EXERCISE BRIEF: Single out the lines of the material that contain "directory" and copy them.

GIVEN DATA:
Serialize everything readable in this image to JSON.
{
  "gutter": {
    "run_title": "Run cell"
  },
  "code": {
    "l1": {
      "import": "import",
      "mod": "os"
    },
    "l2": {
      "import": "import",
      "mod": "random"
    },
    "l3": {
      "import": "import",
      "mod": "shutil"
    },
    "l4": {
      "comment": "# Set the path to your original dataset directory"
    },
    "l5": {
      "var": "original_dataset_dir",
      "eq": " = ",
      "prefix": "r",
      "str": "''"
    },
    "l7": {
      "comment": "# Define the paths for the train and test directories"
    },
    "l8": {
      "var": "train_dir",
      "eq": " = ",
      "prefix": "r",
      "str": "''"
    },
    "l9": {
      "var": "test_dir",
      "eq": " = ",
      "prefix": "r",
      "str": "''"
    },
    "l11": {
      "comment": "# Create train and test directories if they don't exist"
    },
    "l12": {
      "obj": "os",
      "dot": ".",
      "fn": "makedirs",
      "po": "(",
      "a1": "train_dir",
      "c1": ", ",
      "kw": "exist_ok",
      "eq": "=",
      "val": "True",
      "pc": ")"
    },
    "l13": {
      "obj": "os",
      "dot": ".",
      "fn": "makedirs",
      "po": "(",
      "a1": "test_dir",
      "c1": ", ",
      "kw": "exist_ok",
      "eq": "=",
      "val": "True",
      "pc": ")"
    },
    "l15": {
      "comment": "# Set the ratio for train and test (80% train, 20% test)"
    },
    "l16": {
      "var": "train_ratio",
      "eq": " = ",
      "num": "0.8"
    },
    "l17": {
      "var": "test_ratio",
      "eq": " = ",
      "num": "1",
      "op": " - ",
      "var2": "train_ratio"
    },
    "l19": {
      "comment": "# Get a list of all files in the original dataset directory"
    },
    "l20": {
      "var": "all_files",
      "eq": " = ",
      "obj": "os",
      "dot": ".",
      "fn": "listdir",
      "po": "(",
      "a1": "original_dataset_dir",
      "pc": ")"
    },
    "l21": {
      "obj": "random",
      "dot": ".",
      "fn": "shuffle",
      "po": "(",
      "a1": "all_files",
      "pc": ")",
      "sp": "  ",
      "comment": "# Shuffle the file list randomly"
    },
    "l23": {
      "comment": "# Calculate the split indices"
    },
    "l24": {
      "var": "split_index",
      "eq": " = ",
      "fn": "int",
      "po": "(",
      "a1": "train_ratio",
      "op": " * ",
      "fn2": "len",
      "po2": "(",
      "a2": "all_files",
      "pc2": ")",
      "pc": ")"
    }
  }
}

CORRECT OUTPUT:
      "comment": "# Set the path to your original dataset directory"
      "comment": "# Get a list of all files in the original dataset directory"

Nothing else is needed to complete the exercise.